SHORT EXERCISE: Return all of the entries exactly as written.

DATASET RECORDS:
----------
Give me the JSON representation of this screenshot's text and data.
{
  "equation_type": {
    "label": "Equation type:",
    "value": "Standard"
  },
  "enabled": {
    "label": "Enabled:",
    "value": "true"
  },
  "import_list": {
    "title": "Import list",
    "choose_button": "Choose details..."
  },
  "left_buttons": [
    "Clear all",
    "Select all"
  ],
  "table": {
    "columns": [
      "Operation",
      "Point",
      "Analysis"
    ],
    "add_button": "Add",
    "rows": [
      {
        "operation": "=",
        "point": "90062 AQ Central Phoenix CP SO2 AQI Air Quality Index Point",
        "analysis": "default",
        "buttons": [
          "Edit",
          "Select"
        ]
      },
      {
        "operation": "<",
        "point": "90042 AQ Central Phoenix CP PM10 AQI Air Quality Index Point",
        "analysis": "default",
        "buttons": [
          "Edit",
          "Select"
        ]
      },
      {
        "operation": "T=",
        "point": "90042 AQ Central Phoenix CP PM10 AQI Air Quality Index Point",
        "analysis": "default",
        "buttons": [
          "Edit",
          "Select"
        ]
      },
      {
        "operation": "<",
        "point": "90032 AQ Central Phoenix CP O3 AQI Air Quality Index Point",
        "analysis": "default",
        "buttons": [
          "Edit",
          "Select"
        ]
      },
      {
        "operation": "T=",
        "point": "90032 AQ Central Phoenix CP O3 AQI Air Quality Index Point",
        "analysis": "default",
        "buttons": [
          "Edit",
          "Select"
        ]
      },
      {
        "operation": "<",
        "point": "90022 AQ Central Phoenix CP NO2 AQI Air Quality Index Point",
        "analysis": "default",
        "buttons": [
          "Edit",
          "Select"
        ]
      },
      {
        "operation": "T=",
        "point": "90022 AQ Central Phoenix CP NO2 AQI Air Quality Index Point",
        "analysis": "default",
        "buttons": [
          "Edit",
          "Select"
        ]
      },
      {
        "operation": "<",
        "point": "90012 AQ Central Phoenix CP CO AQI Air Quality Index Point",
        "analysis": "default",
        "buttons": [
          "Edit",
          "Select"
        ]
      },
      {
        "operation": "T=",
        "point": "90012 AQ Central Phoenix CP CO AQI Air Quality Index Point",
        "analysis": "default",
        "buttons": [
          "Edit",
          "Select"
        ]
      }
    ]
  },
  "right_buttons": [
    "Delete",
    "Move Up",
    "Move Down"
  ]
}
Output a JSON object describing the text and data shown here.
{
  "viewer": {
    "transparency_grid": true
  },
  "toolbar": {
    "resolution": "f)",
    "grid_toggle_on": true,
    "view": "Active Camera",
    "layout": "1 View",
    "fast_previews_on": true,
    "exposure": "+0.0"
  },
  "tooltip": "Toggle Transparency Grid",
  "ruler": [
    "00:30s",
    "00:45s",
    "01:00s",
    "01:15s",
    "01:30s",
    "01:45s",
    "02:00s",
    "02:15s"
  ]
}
----------
TASK SOLUTION:
Give me the JSON representation of this screenshot's text and data.
{
  "equation_type": {
    "label": "Equation type:",
    "value": "Standard"
  },
  "enabled": {
    "label": "Enabled:",
    "value": "true"
  },
  "import_list": {
    "title": "Import list",
    "choose_button": "Choose details..."
  },
  "left_buttons": [
    "Clear all",
    "Select all"
  ],
  "table": {
    "columns": [
      "Operation",
      "Point",
      "Analysis"
    ],
    "add_button": "Add",
    "rows": [
      {
        "operation": "=",
        "point": "90062 AQ Central Phoenix CP SO2 AQI Air Quality Index Point",
        "analysis": "default",
        "buttons": [
          "Edit",
          "Select"
        ]
      },
      {
        "operation": "<",
        "point": "90042 AQ Central Phoenix CP PM10 AQI Air Quality Index Point",
        "analysis": "default",
        "buttons": [
          "Edit",
          "Select"
        ]
      },
      {
        "operation": "T=",
        "point": "90042 AQ Central Phoenix CP PM10 AQI Air Quality Index Point",
        "analysis": "default",
        "buttons": [
          "Edit",
          "Select"
        ]
      },
      {
        "operation": "<",
        "point": "90032 AQ Central Phoenix CP O3 AQI Air Quality Index Point",
        "analysis": "default",
        "buttons": [
          "Edit",
          "Select"
        ]
      },
      {
        "operation": "T=",
        "point": "90032 AQ Central Phoenix CP O3 AQI Air Quality Index Point",
        "analysis": "default",
        "buttons": [
          "Edit",
          "Select"
        ]
      },
      {
        "operation": "<",
        "point": "90022 AQ Central Phoenix CP NO2 AQI Air Quality Index Point",
        "analysis": "default",
        "buttons": [
          "Edit",
          "Select"
        ]
      },
      {
        "operation": "T=",
        "point": "90022 AQ Central Phoenix CP NO2 AQI Air Quality Index Point",
        "analysis": "default",
        "buttons": [
          "Edit",
          "Select"
        ]
      },
      {
        "operation": "<",
        "point": "90012 AQ Central Phoenix CP CO AQI Air Quality Index Point",
        "analysis": "default",
        "buttons": [
          "Edit",
          "Select"
        ]
      },
      {
        "operation": "T=",
        "point": "90012 AQ Central Phoenix CP CO AQI Air Quality Index Point",
        "analysis": "default",
        "buttons": [
          "Edit",
          "Select"
        ]
      }
    ]
  },
  "right_buttons": [
    "Delete",
    "Move Up",
    "Move Down"
  ]
}
Output a JSON object describing the text and data shown here.
{
  "viewer": {
    "transparency_grid": true
  },
  "toolbar": {
    "resolution": "f)",
    "grid_toggle_on": true,
    "view": "Active Camera",
    "layout": "1 View",
    "fast_previews_on": true,
    "exposure": "+0.0"
  },
  "tooltip": "Toggle Transparency Grid",
  "ruler": [
    "00:30s",
    "00:45s",
    "01:00s",
    "01:15s",
    "01:30s",
    "01:45s",
    "02:00s",
    "02:15s"
  ]
}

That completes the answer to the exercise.